• EXERCISE DESCRIPTION:
Pictures do not belong in the copy; transcribe everything else in the records exactly.
[Begin DATA TO PROCESS]
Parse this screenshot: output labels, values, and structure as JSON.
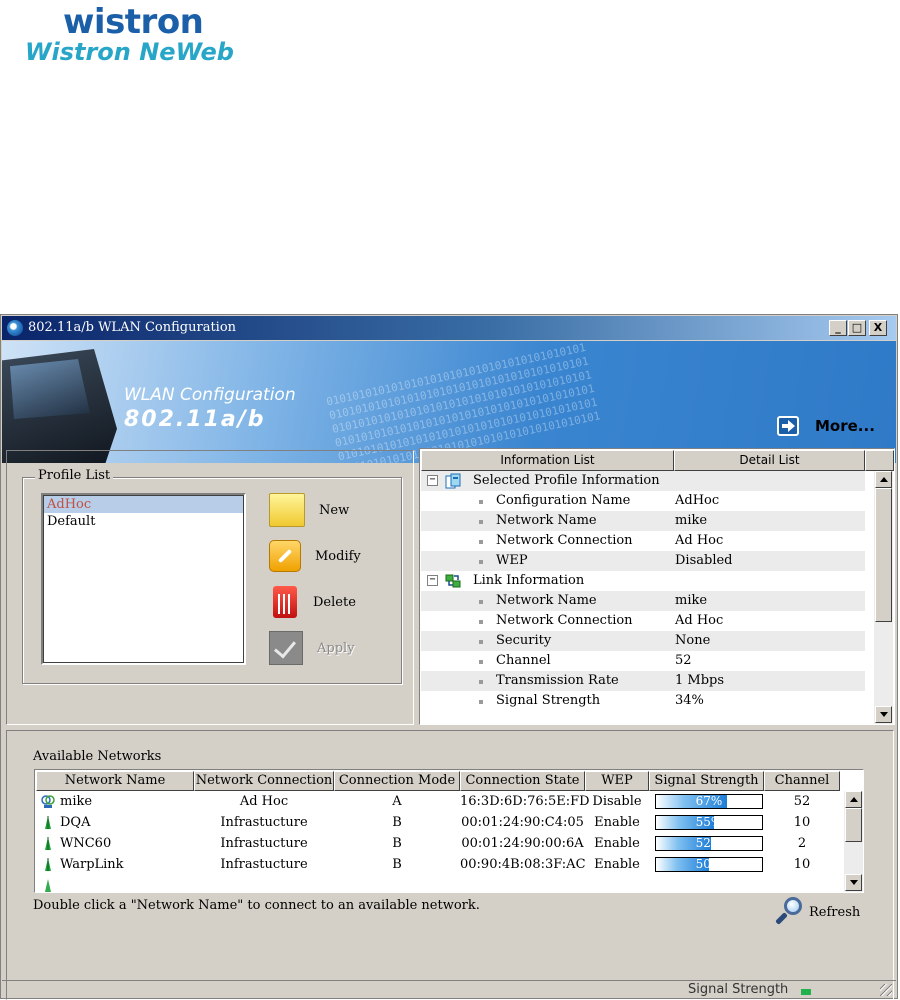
{
  "logo": {
    "line1": "wistron",
    "line2": "Wistron NeWeb"
  },
  "window": {
    "title": "802.11a/b WLAN Configuration",
    "buttons": {
      "minimize": "_",
      "maximize": "□",
      "close": "X"
    }
  },
  "banner": {
    "line1": "WLAN Configuration",
    "line2": "802.11a/b",
    "more_label": "More...",
    "binary": "0101010101010101010101010101010101010101"
  },
  "profile": {
    "group_label": "Profile List",
    "items": [
      {
        "label": "AdHoc",
        "selected": true
      },
      {
        "label": "Default",
        "selected": false
      }
    ],
    "actions": {
      "new": "New",
      "modify": "Modify",
      "delete": "Delete",
      "apply": "Apply"
    }
  },
  "info_panel": {
    "tabs": {
      "information": "Information List",
      "detail": "Detail List"
    },
    "selected_section": "Selected Profile Information",
    "selected_rows": [
      {
        "label": "Configuration Name",
        "value": "AdHoc"
      },
      {
        "label": "Network Name",
        "value": "mike"
      },
      {
        "label": "Network Connection",
        "value": "Ad Hoc"
      },
      {
        "label": "WEP",
        "value": "Disabled"
      }
    ],
    "link_section": "Link Information",
    "link_rows": [
      {
        "label": "Network Name",
        "value": "mike"
      },
      {
        "label": "Network Connection",
        "value": "Ad Hoc"
      },
      {
        "label": "Security",
        "value": "None"
      },
      {
        "label": "Channel",
        "value": "52"
      },
      {
        "label": "Transmission Rate",
        "value": "1 Mbps"
      },
      {
        "label": "Signal Strength",
        "value": "34%"
      }
    ],
    "expander_glyph": "−"
  },
  "networks": {
    "title": "Available Networks",
    "columns": [
      "Network Name",
      "Network Connection",
      "Connection Mode",
      "Connection State",
      "WEP",
      "Signal Strength",
      "Channel"
    ],
    "rows": [
      {
        "name": "mike",
        "connection": "Ad Hoc",
        "mode": "A",
        "state": "16:3D:6D:76:5E:FD",
        "wep": "Disable",
        "signal": 67,
        "signal_label": "67%",
        "channel": "52",
        "icon": "adhoc-icon"
      },
      {
        "name": "DQA",
        "connection": "Infrastucture",
        "mode": "B",
        "state": "00:01:24:90:C4:05",
        "wep": "Enable",
        "signal": 55,
        "signal_label": "55%",
        "channel": "10",
        "icon": "access-point-icon"
      },
      {
        "name": "WNC60",
        "connection": "Infrastucture",
        "mode": "B",
        "state": "00:01:24:90:00:6A",
        "wep": "Enable",
        "signal": 52,
        "signal_label": "52%",
        "channel": "2",
        "icon": "access-point-icon"
      },
      {
        "name": "WarpLink",
        "connection": "Infrastucture",
        "mode": "B",
        "state": "00:90:4B:08:3F:AC",
        "wep": "Enable",
        "signal": 50,
        "signal_label": "50%",
        "channel": "10",
        "icon": "access-point-icon"
      }
    ],
    "hint": "Double click a \"Network Name\" to connect to an available network.",
    "refresh_label": "Refresh"
  },
  "status_bar": {
    "label": "Signal Strength",
    "bars_on": 1,
    "bars_total": 2
  },
  "colors": {
    "title_start": "#0a246a",
    "accent": "#1b5fa8",
    "signal_fill": "#1e7ed8",
    "selected_row": "#b7cde8"
  }
}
[End DATA TO PROCESS]
• WRITTEN SOLUTION:
Parse this screenshot: output labels, values, and structure as JSON.
{
  "logo": {
    "line1": "wistron",
    "line2": "Wistron NeWeb"
  },
  "window": {
    "title": "802.11a/b WLAN Configuration",
    "buttons": {
      "minimize": "_",
      "maximize": "□",
      "close": "X"
    }
  },
  "banner": {
    "line1": "WLAN Configuration",
    "line2": "802.11a/b",
    "more_label": "More...",
    "binary": "0101010101010101010101010101010101010101"
  },
  "profile": {
    "group_label": "Profile List",
    "items": [
      {
        "label": "AdHoc",
        "selected": true
      },
      {
        "label": "Default",
        "selected": false
      }
    ],
    "actions": {
      "new": "New",
      "modify": "Modify",
      "delete": "Delete",
      "apply": "Apply"
    }
  },
  "info_panel": {
    "tabs": {
      "information": "Information List",
      "detail": "Detail List"
    },
    "selected_section": "Selected Profile Information",
    "selected_rows": [
      {
        "label": "Configuration Name",
        "value": "AdHoc"
      },
      {
        "label": "Network Name",
        "value": "mike"
      },
      {
        "label": "Network Connection",
        "value": "Ad Hoc"
      },
      {
        "label": "WEP",
        "value": "Disabled"
      }
    ],
    "link_section": "Link Information",
    "link_rows": [
      {
        "label": "Network Name",
        "value": "mike"
      },
      {
        "label": "Network Connection",
        "value": "Ad Hoc"
      },
      {
        "label": "Security",
        "value": "None"
      },
      {
        "label": "Channel",
        "value": "52"
      },
      {
        "label": "Transmission Rate",
        "value": "1 Mbps"
      },
      {
        "label": "Signal Strength",
        "value": "34%"
      }
    ],
    "expander_glyph": "−"
  },
  "networks": {
    "title": "Available Networks",
    "columns": [
      "Network Name",
      "Network Connection",
      "Connection Mode",
      "Connection State",
      "WEP",
      "Signal Strength",
      "Channel"
    ],
    "rows": [
      {
        "name": "mike",
        "connection": "Ad Hoc",
        "mode": "A",
        "state": "16:3D:6D:76:5E:FD",
        "wep": "Disable",
        "signal": 67,
        "signal_label": "67%",
        "channel": "52",
        "icon": "adhoc-icon"
      },
      {
        "name": "DQA",
        "connection": "Infrastucture",
        "mode": "B",
        "state": "00:01:24:90:C4:05",
        "wep": "Enable",
        "signal": 55,
        "signal_label": "55%",
        "channel": "10",
        "icon": "access-point-icon"
      },
      {
        "name": "WNC60",
        "connection": "Infrastucture",
        "mode": "B",
        "state": "00:01:24:90:00:6A",
        "wep": "Enable",
        "signal": 52,
        "signal_label": "52%",
        "channel": "2",
        "icon": "access-point-icon"
      },
      {
        "name": "WarpLink",
        "connection": "Infrastucture",
        "mode": "B",
        "state": "00:90:4B:08:3F:AC",
        "wep": "Enable",
        "signal": 50,
        "signal_label": "50%",
        "channel": "10",
        "icon": "access-point-icon"
      }
    ],
    "hint": "Double click a \"Network Name\" to connect to an available network.",
    "refresh_label": "Refresh"
  },
  "status_bar": {
    "label": "Signal Strength",
    "bars_on": 1,
    "bars_total": 2
  },
  "colors": {
    "title_start": "#0a246a",
    "accent": "#1b5fa8",
    "signal_fill": "#1e7ed8",
    "selected_row": "#b7cde8"
  }
}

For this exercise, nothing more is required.